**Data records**
____________

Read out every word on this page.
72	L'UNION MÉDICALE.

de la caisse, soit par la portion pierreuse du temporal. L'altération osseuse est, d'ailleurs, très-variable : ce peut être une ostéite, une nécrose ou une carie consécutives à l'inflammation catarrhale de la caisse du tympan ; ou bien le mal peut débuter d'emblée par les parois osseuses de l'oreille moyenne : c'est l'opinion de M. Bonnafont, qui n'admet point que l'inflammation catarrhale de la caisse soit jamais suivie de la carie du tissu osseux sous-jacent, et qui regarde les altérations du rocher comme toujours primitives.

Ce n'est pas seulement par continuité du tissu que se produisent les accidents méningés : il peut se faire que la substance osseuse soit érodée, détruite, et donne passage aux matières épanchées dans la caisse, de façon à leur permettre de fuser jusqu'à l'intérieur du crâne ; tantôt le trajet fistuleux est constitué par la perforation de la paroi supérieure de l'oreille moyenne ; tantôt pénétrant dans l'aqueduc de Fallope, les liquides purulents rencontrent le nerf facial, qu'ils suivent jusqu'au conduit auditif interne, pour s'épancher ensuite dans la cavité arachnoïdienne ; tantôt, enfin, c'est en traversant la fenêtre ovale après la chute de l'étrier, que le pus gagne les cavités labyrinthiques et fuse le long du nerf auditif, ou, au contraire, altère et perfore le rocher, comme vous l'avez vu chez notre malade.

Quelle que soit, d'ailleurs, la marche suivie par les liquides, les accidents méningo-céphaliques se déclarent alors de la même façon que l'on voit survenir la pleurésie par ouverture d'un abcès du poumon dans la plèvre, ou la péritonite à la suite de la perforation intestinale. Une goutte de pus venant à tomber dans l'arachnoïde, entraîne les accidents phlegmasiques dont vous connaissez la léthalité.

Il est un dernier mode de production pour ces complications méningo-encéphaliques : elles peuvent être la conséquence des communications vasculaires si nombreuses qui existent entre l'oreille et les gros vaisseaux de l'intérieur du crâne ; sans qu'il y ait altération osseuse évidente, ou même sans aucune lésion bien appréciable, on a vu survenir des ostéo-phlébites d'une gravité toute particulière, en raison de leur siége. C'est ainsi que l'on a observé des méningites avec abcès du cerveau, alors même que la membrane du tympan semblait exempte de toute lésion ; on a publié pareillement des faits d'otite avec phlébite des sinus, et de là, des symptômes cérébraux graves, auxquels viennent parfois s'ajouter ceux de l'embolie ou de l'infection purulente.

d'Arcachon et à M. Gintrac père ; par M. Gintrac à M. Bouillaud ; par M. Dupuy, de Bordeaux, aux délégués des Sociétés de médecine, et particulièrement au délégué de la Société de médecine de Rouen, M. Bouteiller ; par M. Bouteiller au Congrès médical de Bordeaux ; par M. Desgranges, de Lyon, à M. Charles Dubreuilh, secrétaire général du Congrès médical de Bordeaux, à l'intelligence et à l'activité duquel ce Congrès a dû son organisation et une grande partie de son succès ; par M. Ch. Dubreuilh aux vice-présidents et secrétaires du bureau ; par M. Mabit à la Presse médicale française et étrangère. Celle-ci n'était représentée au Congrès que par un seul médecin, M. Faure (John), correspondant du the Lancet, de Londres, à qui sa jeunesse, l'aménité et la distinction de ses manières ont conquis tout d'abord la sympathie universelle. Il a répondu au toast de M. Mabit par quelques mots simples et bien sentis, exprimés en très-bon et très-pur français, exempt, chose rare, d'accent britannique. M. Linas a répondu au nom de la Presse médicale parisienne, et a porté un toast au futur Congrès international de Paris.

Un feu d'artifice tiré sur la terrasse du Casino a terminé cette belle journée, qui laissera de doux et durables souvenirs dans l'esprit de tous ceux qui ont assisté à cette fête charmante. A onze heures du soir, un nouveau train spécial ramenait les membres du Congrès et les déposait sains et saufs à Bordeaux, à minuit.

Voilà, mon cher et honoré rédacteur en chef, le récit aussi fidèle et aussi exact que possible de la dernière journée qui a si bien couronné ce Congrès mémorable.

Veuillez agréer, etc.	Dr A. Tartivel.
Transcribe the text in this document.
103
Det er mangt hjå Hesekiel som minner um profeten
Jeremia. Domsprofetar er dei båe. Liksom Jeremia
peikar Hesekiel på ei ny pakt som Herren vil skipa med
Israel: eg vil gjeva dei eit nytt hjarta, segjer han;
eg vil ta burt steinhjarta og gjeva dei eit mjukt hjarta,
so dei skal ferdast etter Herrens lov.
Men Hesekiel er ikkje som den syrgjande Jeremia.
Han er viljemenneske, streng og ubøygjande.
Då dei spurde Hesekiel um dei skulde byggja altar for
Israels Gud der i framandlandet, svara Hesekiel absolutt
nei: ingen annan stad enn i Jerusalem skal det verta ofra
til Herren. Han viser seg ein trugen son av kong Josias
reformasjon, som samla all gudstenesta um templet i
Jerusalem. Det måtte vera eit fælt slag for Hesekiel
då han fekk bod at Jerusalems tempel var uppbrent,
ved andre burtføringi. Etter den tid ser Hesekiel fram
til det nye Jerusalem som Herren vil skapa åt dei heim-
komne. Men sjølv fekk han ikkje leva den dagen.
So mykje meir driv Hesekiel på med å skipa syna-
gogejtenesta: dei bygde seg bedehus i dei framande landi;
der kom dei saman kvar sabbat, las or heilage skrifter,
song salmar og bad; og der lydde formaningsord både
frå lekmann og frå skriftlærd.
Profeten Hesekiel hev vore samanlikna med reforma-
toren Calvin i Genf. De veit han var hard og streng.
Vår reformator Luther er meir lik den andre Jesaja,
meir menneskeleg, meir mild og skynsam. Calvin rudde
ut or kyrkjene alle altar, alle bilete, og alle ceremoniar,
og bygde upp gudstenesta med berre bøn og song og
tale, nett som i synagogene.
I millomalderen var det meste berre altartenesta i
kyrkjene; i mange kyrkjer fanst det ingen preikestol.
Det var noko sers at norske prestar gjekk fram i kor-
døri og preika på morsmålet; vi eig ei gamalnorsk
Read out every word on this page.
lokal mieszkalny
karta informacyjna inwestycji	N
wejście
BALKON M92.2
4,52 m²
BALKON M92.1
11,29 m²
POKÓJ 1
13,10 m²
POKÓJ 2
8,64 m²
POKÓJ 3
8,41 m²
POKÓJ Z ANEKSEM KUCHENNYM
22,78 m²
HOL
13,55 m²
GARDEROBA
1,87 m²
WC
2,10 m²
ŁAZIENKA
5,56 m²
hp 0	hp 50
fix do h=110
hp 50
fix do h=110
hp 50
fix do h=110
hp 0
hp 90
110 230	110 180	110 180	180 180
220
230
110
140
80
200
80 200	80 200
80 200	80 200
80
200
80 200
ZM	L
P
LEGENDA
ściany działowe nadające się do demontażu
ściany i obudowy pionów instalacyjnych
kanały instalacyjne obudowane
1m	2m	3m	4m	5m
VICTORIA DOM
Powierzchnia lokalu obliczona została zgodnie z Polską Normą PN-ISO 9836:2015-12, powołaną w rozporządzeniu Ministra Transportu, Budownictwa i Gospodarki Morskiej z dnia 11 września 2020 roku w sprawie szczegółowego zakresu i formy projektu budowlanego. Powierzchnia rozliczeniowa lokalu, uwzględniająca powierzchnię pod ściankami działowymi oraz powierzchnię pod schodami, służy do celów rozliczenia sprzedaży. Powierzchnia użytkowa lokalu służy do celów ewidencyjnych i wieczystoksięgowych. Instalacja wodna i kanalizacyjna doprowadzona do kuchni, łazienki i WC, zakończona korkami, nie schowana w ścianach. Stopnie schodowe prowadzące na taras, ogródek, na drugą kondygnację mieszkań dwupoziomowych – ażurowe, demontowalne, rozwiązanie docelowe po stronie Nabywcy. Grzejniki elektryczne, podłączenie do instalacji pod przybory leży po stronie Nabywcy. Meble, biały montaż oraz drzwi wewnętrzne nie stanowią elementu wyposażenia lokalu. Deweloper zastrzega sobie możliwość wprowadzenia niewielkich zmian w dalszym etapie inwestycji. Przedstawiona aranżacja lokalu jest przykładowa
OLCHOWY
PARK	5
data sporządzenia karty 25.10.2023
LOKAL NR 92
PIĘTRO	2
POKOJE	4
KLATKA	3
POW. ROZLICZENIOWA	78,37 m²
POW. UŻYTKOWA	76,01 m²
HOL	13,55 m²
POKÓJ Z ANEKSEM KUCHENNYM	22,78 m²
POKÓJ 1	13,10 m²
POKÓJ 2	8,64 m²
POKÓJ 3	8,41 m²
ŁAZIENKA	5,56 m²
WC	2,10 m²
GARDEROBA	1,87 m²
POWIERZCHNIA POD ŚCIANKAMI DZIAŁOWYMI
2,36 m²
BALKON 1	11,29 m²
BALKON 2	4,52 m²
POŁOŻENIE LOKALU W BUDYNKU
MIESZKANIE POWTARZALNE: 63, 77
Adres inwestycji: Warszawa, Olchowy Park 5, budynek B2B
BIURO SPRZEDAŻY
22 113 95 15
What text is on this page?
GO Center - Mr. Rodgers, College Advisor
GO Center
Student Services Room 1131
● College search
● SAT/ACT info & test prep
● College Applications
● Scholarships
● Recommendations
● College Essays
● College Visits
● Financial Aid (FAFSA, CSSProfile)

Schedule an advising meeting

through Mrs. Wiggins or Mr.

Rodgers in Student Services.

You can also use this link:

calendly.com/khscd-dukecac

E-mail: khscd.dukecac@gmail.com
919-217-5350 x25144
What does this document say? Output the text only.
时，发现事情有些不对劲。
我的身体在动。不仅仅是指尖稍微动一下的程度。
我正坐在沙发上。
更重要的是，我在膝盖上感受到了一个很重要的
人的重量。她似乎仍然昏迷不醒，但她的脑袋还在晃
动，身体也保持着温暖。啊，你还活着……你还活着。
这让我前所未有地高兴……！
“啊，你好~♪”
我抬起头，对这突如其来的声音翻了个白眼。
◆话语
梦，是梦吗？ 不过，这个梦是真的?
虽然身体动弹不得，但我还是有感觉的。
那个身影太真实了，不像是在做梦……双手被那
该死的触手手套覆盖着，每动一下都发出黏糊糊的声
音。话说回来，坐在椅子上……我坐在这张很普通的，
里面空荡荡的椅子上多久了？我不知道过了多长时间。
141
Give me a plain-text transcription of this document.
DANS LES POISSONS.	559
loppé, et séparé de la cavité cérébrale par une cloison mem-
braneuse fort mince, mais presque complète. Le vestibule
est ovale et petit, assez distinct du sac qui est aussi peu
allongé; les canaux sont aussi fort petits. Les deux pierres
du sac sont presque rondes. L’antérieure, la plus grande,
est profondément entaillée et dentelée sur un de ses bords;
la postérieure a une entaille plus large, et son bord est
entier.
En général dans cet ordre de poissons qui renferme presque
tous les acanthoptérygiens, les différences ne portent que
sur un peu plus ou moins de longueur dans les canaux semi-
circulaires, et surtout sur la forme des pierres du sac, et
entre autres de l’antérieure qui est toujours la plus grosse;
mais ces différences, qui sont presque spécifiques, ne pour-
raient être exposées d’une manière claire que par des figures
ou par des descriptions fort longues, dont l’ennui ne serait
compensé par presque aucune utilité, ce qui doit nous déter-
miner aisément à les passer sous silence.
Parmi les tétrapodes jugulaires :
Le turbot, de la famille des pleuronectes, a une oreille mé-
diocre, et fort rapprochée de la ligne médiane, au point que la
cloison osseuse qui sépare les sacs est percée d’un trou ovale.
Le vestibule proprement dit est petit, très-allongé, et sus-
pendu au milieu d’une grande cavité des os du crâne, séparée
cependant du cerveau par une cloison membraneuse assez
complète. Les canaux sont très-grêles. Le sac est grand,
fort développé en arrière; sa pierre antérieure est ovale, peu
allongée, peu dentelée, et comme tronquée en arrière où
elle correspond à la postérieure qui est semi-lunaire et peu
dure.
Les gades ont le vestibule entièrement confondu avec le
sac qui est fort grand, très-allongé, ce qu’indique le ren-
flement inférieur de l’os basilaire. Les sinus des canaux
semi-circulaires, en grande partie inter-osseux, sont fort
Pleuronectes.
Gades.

____________

**What is needed**
Copy every line in the listing above where the string "fekk" turns up.

**Response to the exercise**
då han fekk bod at Jerusalems tempel var uppbrent,
komne. Men sjølv fekk han ikkje leva den dagen.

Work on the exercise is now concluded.